[Dataset entries on figures]
++++++++++++++++++++

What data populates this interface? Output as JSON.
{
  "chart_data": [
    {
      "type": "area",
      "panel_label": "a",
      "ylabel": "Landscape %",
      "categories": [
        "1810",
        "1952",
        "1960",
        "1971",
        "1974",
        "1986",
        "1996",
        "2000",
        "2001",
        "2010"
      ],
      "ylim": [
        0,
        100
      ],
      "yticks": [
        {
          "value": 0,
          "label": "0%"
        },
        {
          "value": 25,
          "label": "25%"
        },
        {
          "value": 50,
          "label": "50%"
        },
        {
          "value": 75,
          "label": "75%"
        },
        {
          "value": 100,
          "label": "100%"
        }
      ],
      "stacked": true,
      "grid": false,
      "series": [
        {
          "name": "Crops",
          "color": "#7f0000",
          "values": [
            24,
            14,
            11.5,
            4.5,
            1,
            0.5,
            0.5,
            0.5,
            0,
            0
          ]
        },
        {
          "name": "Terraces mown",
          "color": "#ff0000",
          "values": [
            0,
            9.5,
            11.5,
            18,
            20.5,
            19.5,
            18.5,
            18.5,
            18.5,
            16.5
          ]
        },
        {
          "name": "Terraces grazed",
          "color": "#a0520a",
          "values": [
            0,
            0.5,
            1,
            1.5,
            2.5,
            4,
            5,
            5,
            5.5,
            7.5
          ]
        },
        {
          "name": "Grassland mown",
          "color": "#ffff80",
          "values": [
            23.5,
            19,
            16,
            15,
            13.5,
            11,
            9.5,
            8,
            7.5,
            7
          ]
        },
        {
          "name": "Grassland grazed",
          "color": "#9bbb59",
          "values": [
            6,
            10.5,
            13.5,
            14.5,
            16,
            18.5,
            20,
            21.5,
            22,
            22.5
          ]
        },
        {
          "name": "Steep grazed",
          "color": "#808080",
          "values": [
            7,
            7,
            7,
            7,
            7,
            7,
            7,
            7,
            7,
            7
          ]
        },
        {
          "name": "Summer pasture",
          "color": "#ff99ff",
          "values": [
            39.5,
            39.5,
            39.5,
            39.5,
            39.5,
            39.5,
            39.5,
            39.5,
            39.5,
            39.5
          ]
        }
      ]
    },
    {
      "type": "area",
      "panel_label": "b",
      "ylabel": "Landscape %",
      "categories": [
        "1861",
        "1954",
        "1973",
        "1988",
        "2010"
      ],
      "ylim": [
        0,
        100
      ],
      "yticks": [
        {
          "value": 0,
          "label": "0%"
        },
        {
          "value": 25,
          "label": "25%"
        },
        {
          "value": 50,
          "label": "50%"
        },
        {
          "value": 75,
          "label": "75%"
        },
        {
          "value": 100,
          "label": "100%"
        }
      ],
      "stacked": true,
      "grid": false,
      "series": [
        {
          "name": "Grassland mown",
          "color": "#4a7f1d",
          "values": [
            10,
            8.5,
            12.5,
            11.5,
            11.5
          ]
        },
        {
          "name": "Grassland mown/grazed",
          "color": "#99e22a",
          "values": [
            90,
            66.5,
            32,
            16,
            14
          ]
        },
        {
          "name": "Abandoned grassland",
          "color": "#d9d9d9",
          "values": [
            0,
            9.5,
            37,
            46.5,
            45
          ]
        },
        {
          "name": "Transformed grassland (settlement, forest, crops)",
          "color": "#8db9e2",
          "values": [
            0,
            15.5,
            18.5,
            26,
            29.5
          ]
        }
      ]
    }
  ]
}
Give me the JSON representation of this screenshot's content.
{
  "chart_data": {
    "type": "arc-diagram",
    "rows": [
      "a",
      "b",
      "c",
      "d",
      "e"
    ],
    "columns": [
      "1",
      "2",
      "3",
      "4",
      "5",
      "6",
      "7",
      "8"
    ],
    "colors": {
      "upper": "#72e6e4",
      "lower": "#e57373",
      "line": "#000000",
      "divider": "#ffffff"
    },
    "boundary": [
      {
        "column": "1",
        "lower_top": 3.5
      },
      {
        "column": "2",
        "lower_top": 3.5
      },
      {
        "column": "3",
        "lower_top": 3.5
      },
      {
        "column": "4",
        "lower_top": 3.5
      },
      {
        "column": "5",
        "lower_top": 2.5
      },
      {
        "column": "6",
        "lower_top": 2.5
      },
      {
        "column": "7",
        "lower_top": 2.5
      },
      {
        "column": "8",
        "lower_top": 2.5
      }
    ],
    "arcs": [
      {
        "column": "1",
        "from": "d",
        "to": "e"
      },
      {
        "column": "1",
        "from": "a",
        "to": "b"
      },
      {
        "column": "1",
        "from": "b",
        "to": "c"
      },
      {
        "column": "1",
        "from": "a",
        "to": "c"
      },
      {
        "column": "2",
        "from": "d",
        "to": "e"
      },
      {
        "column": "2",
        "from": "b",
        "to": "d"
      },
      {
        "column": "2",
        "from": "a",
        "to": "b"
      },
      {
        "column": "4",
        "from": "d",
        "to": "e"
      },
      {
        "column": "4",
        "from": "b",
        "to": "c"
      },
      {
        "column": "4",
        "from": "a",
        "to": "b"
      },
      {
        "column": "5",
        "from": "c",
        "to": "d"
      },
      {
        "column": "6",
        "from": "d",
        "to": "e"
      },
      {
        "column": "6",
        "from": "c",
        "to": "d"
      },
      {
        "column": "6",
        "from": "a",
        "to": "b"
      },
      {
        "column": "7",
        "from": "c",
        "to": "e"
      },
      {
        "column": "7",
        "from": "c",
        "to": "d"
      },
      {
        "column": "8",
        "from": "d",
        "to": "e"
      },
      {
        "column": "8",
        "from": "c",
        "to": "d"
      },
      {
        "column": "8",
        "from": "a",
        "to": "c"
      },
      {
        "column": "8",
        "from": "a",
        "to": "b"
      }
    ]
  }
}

++++++++++++++++++++

> What to produce
Only the number is wanted: how many lines in the preceding entries hold the string "JSON"?

> Solution to the problem
2